Figure record extracts:
***
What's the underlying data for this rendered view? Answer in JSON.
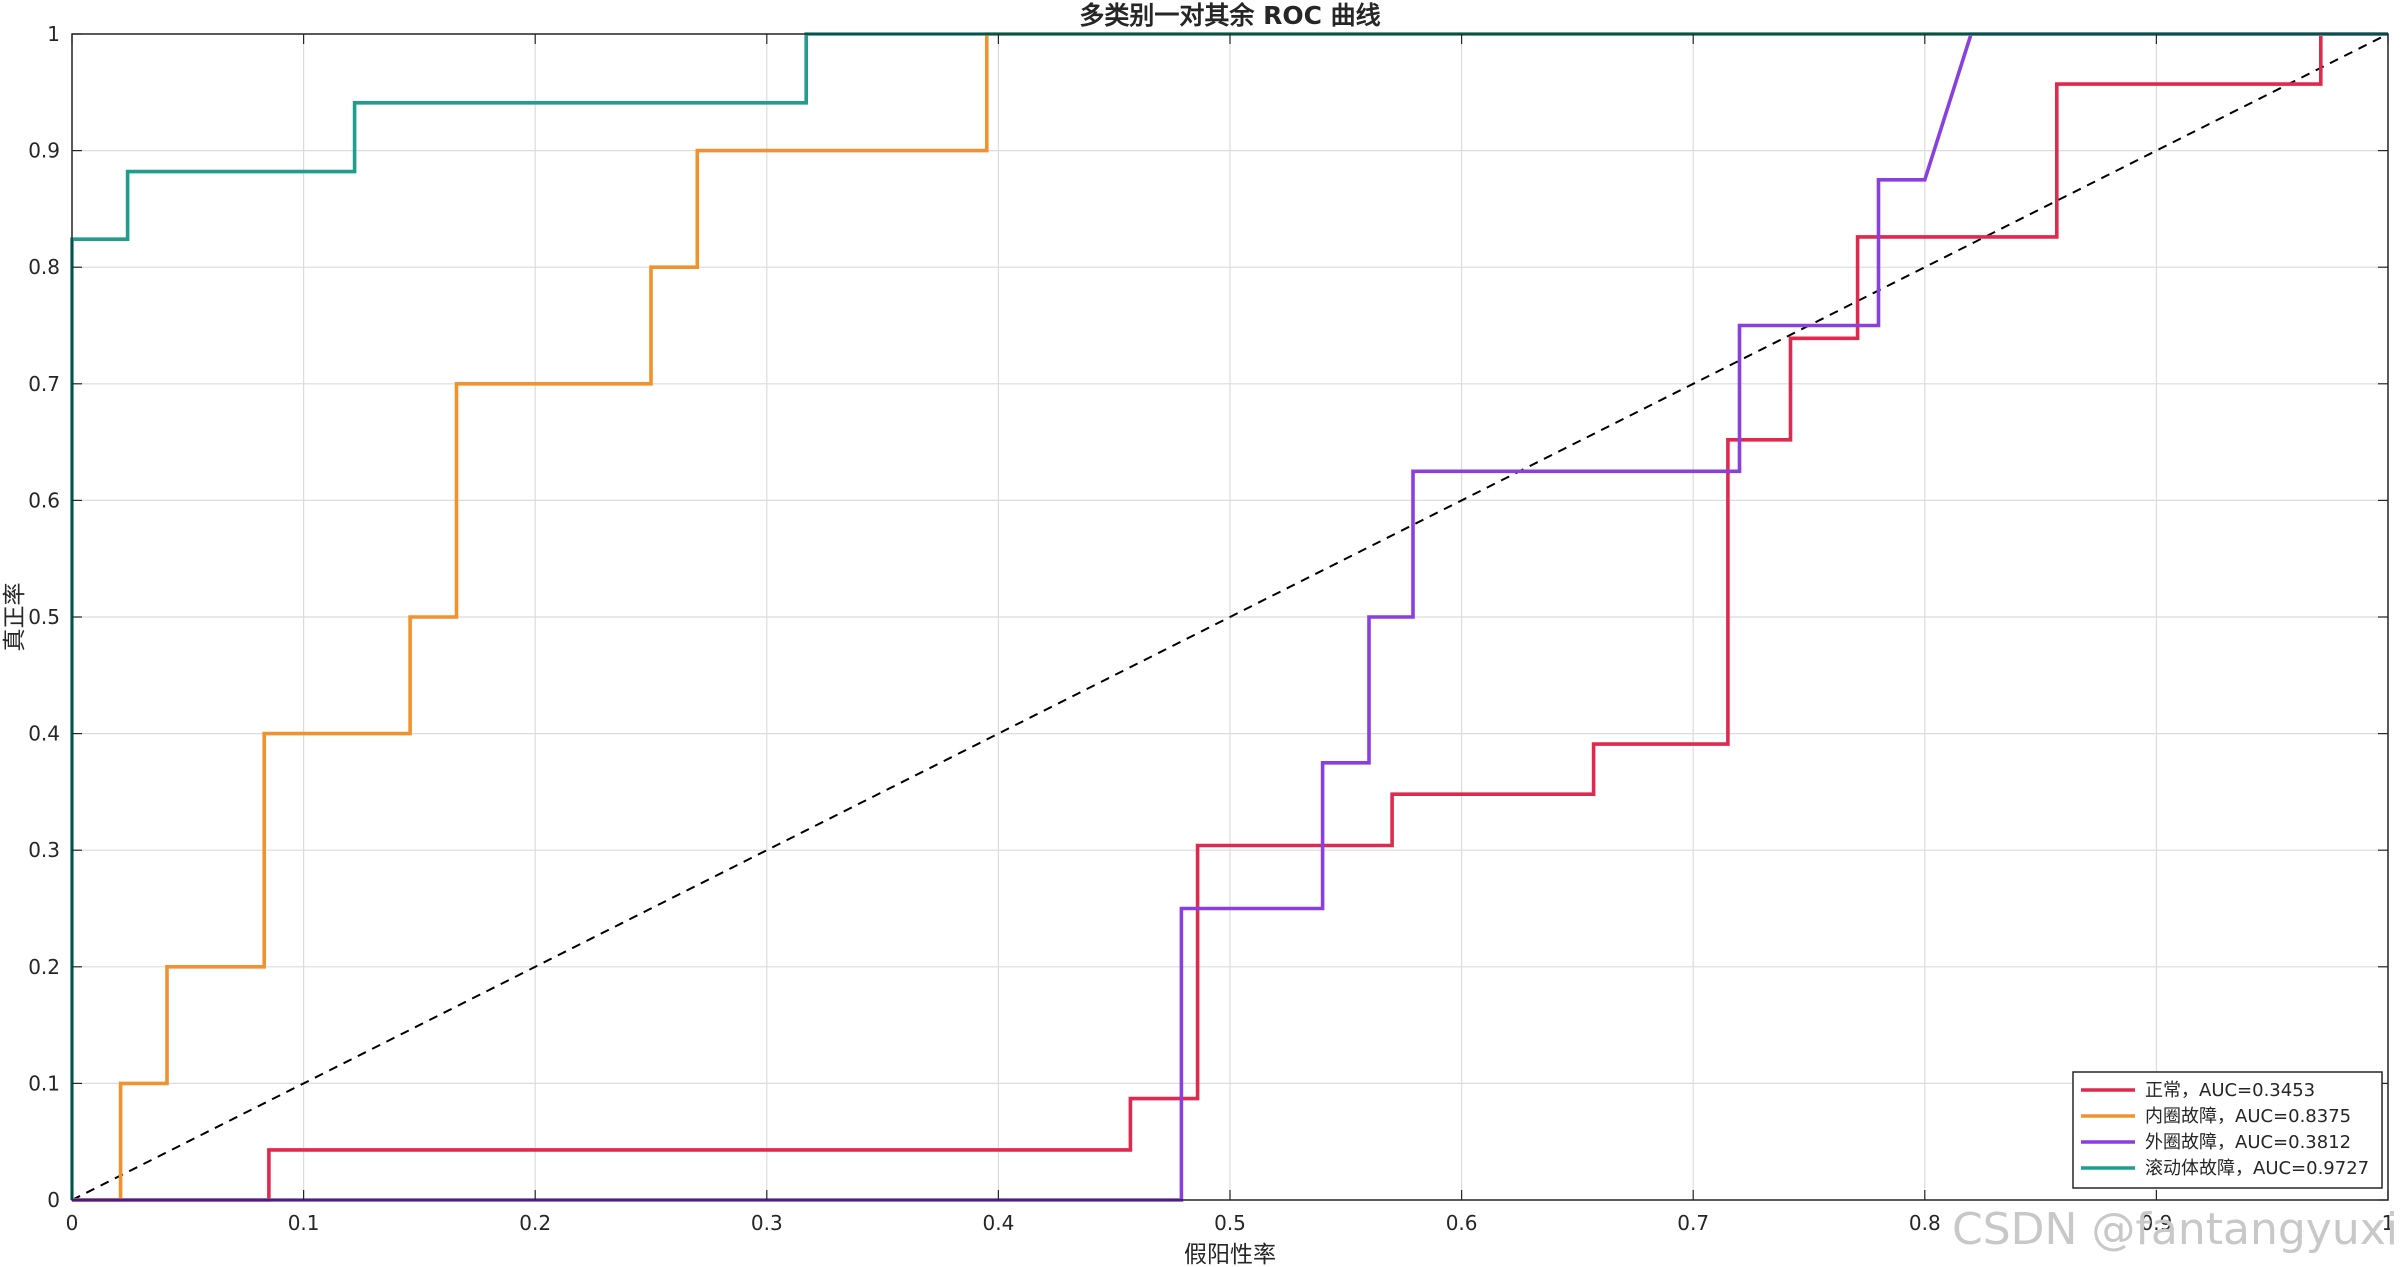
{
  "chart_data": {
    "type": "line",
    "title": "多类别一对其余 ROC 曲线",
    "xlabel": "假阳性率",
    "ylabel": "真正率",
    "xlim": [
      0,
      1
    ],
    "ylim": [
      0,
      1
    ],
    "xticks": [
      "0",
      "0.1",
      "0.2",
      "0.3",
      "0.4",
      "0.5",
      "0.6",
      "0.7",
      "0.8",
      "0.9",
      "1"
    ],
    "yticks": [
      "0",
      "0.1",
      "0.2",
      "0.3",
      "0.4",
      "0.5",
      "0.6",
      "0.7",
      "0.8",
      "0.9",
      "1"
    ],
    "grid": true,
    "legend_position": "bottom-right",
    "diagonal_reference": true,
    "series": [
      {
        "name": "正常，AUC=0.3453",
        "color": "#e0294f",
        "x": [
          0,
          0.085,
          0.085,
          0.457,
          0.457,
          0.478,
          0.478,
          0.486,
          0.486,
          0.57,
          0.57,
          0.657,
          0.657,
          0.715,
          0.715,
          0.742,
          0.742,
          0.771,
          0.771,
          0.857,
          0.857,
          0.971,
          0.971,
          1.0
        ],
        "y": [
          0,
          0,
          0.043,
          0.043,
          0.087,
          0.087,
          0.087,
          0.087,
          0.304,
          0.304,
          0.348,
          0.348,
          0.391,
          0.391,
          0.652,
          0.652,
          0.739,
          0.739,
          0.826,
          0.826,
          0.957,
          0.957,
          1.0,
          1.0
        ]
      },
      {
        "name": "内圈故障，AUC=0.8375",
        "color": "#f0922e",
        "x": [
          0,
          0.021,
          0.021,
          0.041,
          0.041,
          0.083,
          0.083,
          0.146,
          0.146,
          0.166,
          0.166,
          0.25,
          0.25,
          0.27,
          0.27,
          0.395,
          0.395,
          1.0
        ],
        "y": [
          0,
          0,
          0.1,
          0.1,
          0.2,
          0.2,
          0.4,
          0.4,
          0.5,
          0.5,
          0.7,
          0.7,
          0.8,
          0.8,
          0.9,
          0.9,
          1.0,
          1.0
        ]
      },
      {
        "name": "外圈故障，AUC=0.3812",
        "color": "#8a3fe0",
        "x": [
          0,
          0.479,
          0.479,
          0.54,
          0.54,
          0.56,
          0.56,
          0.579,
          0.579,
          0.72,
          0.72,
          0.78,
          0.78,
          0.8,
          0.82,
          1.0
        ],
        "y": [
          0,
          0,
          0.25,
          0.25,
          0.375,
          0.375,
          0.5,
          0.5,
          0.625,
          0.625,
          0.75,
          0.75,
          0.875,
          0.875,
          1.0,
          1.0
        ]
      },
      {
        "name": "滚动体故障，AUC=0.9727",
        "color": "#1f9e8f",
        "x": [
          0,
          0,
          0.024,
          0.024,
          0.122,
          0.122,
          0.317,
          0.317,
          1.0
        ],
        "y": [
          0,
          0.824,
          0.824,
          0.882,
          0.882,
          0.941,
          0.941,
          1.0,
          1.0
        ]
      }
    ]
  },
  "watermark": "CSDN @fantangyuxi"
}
***
** WORK TO COMPLETE **
Retype all of the entries exactly as written, leaving out any images.

** REPLY **
What's the underlying data for this rendered view? Answer in JSON.
{
  "chart_data": {
    "type": "line",
    "title": "多类别一对其余 ROC 曲线",
    "xlabel": "假阳性率",
    "ylabel": "真正率",
    "xlim": [
      0,
      1
    ],
    "ylim": [
      0,
      1
    ],
    "xticks": [
      "0",
      "0.1",
      "0.2",
      "0.3",
      "0.4",
      "0.5",
      "0.6",
      "0.7",
      "0.8",
      "0.9",
      "1"
    ],
    "yticks": [
      "0",
      "0.1",
      "0.2",
      "0.3",
      "0.4",
      "0.5",
      "0.6",
      "0.7",
      "0.8",
      "0.9",
      "1"
    ],
    "grid": true,
    "legend_position": "bottom-right",
    "diagonal_reference": true,
    "series": [
      {
        "name": "正常，AUC=0.3453",
        "color": "#e0294f",
        "x": [
          0,
          0.085,
          0.085,
          0.457,
          0.457,
          0.478,
          0.478,
          0.486,
          0.486,
          0.57,
          0.57,
          0.657,
          0.657,
          0.715,
          0.715,
          0.742,
          0.742,
          0.771,
          0.771,
          0.857,
          0.857,
          0.971,
          0.971,
          1.0
        ],
        "y": [
          0,
          0,
          0.043,
          0.043,
          0.087,
          0.087,
          0.087,
          0.087,
          0.304,
          0.304,
          0.348,
          0.348,
          0.391,
          0.391,
          0.652,
          0.652,
          0.739,
          0.739,
          0.826,
          0.826,
          0.957,
          0.957,
          1.0,
          1.0
        ]
      },
      {
        "name": "内圈故障，AUC=0.8375",
        "color": "#f0922e",
        "x": [
          0,
          0.021,
          0.021,
          0.041,
          0.041,
          0.083,
          0.083,
          0.146,
          0.146,
          0.166,
          0.166,
          0.25,
          0.25,
          0.27,
          0.27,
          0.395,
          0.395,
          1.0
        ],
        "y": [
          0,
          0,
          0.1,
          0.1,
          0.2,
          0.2,
          0.4,
          0.4,
          0.5,
          0.5,
          0.7,
          0.7,
          0.8,
          0.8,
          0.9,
          0.9,
          1.0,
          1.0
        ]
      },
      {
        "name": "外圈故障，AUC=0.3812",
        "color": "#8a3fe0",
        "x": [
          0,
          0.479,
          0.479,
          0.54,
          0.54,
          0.56,
          0.56,
          0.579,
          0.579,
          0.72,
          0.72,
          0.78,
          0.78,
          0.8,
          0.82,
          1.0
        ],
        "y": [
          0,
          0,
          0.25,
          0.25,
          0.375,
          0.375,
          0.5,
          0.5,
          0.625,
          0.625,
          0.75,
          0.75,
          0.875,
          0.875,
          1.0,
          1.0
        ]
      },
      {
        "name": "滚动体故障，AUC=0.9727",
        "color": "#1f9e8f",
        "x": [
          0,
          0,
          0.024,
          0.024,
          0.122,
          0.122,
          0.317,
          0.317,
          1.0
        ],
        "y": [
          0,
          0.824,
          0.824,
          0.882,
          0.882,
          0.941,
          0.941,
          1.0,
          1.0
        ]
      }
    ]
  },
  "watermark": "CSDN @fantangyuxi"
}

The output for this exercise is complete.